WHAT IS EXPECTED =
Write out all of the entries exactly, please.

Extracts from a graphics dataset
———

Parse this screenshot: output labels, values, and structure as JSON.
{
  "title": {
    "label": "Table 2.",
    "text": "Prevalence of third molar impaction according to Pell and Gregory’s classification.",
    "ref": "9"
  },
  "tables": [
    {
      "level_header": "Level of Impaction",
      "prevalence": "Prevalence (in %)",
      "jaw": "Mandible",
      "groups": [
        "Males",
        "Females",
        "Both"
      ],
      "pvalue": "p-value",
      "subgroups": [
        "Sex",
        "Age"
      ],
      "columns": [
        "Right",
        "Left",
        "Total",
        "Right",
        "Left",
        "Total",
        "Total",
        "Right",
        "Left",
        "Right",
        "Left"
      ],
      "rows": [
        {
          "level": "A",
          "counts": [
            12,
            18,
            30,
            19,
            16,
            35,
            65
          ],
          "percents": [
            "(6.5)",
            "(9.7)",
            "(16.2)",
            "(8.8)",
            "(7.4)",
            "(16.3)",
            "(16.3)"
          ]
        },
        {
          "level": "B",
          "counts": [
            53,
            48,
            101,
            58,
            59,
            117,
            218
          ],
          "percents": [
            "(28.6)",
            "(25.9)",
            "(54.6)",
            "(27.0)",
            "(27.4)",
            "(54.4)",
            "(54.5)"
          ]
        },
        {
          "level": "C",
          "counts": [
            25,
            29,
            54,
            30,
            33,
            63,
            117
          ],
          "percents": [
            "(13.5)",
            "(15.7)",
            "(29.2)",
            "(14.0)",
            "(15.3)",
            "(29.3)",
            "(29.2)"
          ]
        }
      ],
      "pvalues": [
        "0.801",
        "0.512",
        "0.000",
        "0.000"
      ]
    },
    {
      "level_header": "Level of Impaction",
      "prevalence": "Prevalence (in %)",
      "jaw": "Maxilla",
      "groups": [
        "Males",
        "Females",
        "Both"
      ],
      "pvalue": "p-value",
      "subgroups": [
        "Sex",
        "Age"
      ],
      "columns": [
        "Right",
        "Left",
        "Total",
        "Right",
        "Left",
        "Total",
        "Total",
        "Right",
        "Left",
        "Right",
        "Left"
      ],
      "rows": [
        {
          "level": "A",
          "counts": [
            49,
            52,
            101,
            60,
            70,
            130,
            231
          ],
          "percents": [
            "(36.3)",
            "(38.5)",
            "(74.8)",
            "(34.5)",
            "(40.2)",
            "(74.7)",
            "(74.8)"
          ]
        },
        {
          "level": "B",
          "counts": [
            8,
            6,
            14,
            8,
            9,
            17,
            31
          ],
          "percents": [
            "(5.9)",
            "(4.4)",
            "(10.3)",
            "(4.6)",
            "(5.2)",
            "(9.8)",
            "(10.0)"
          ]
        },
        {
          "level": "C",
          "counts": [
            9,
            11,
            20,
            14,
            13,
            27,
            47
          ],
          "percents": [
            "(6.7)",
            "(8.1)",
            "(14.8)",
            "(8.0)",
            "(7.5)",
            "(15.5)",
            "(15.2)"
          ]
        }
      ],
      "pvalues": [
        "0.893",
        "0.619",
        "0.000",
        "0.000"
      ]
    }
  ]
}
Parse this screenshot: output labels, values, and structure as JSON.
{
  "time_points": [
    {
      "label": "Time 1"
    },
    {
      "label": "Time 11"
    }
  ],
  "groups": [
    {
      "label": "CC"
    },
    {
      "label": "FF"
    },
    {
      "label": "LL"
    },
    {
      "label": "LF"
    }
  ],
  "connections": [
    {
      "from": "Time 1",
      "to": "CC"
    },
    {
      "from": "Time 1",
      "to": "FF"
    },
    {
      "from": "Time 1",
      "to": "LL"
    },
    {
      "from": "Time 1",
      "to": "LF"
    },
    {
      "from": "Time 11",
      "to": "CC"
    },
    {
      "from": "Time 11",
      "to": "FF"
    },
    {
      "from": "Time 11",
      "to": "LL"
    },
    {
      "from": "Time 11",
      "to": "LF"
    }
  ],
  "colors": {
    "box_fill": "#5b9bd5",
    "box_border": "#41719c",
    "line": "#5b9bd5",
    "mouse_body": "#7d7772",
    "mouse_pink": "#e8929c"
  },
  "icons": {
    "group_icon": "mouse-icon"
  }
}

———

WRITTEN RESPONSE =
Parse this screenshot: output labels, values, and structure as JSON.
{
  "title": {
    "label": "Table 2.",
    "text": "Prevalence of third molar impaction according to Pell and Gregory’s classification.",
    "ref": "9"
  },
  "tables": [
    {
      "level_header": "Level of Impaction",
      "prevalence": "Prevalence (in %)",
      "jaw": "Mandible",
      "groups": [
        "Males",
        "Females",
        "Both"
      ],
      "pvalue": "p-value",
      "subgroups": [
        "Sex",
        "Age"
      ],
      "columns": [
        "Right",
        "Left",
        "Total",
        "Right",
        "Left",
        "Total",
        "Total",
        "Right",
        "Left",
        "Right",
        "Left"
      ],
      "rows": [
        {
          "level": "A",
          "counts": [
            12,
            18,
            30,
            19,
            16,
            35,
            65
          ],
          "percents": [
            "(6.5)",
            "(9.7)",
            "(16.2)",
            "(8.8)",
            "(7.4)",
            "(16.3)",
            "(16.3)"
          ]
        },
        {
          "level": "B",
          "counts": [
            53,
            48,
            101,
            58,
            59,
            117,
            218
          ],
          "percents": [
            "(28.6)",
            "(25.9)",
            "(54.6)",
            "(27.0)",
            "(27.4)",
            "(54.4)",
            "(54.5)"
          ]
        },
        {
          "level": "C",
          "counts": [
            25,
            29,
            54,
            30,
            33,
            63,
            117
          ],
          "percents": [
            "(13.5)",
            "(15.7)",
            "(29.2)",
            "(14.0)",
            "(15.3)",
            "(29.3)",
            "(29.2)"
          ]
        }
      ],
      "pvalues": [
        "0.801",
        "0.512",
        "0.000",
        "0.000"
      ]
    },
    {
      "level_header": "Level of Impaction",
      "prevalence": "Prevalence (in %)",
      "jaw": "Maxilla",
      "groups": [
        "Males",
        "Females",
        "Both"
      ],
      "pvalue": "p-value",
      "subgroups": [
        "Sex",
        "Age"
      ],
      "columns": [
        "Right",
        "Left",
        "Total",
        "Right",
        "Left",
        "Total",
        "Total",
        "Right",
        "Left",
        "Right",
        "Left"
      ],
      "rows": [
        {
          "level": "A",
          "counts": [
            49,
            52,
            101,
            60,
            70,
            130,
            231
          ],
          "percents": [
            "(36.3)",
            "(38.5)",
            "(74.8)",
            "(34.5)",
            "(40.2)",
            "(74.7)",
            "(74.8)"
          ]
        },
        {
          "level": "B",
          "counts": [
            8,
            6,
            14,
            8,
            9,
            17,
            31
          ],
          "percents": [
            "(5.9)",
            "(4.4)",
            "(10.3)",
            "(4.6)",
            "(5.2)",
            "(9.8)",
            "(10.0)"
          ]
        },
        {
          "level": "C",
          "counts": [
            9,
            11,
            20,
            14,
            13,
            27,
            47
          ],
          "percents": [
            "(6.7)",
            "(8.1)",
            "(14.8)",
            "(8.0)",
            "(7.5)",
            "(15.5)",
            "(15.2)"
          ]
        }
      ],
      "pvalues": [
        "0.893",
        "0.619",
        "0.000",
        "0.000"
      ]
    }
  ]
}
Parse this screenshot: output labels, values, and structure as JSON.
{
  "time_points": [
    {
      "label": "Time 1"
    },
    {
      "label": "Time 11"
    }
  ],
  "groups": [
    {
      "label": "CC"
    },
    {
      "label": "FF"
    },
    {
      "label": "LL"
    },
    {
      "label": "LF"
    }
  ],
  "connections": [
    {
      "from": "Time 1",
      "to": "CC"
    },
    {
      "from": "Time 1",
      "to": "FF"
    },
    {
      "from": "Time 1",
      "to": "LL"
    },
    {
      "from": "Time 1",
      "to": "LF"
    },
    {
      "from": "Time 11",
      "to": "CC"
    },
    {
      "from": "Time 11",
      "to": "FF"
    },
    {
      "from": "Time 11",
      "to": "LL"
    },
    {
      "from": "Time 11",
      "to": "LF"
    }
  ],
  "colors": {
    "box_fill": "#5b9bd5",
    "box_border": "#41719c",
    "line": "#5b9bd5",
    "mouse_body": "#7d7772",
    "mouse_pink": "#e8929c"
  },
  "icons": {
    "group_icon": "mouse-icon"
  }
}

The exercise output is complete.